Instructions for the task :: Render every entry exactly as it appears.
::::
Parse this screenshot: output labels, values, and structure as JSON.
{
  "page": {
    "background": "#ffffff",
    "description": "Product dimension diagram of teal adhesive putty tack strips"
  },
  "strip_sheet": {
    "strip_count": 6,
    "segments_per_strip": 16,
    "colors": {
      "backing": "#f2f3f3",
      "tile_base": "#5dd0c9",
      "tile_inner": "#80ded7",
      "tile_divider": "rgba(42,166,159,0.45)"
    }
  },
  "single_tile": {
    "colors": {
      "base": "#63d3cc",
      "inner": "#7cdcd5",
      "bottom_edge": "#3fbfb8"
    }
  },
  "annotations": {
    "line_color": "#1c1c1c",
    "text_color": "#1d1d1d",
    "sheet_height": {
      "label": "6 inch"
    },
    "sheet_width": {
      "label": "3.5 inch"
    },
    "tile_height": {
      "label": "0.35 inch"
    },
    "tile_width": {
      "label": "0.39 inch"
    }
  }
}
::::
Written solution ::
Parse this screenshot: output labels, values, and structure as JSON.
{
  "page": {
    "background": "#ffffff",
    "description": "Product dimension diagram of teal adhesive putty tack strips"
  },
  "strip_sheet": {
    "strip_count": 6,
    "segments_per_strip": 16,
    "colors": {
      "backing": "#f2f3f3",
      "tile_base": "#5dd0c9",
      "tile_inner": "#80ded7",
      "tile_divider": "rgba(42,166,159,0.45)"
    }
  },
  "single_tile": {
    "colors": {
      "base": "#63d3cc",
      "inner": "#7cdcd5",
      "bottom_edge": "#3fbfb8"
    }
  },
  "annotations": {
    "line_color": "#1c1c1c",
    "text_color": "#1d1d1d",
    "sheet_height": {
      "label": "6 inch"
    },
    "sheet_width": {
      "label": "3.5 inch"
    },
    "tile_height": {
      "label": "0.35 inch"
    },
    "tile_width": {
      "label": "0.39 inch"
    }
  }
}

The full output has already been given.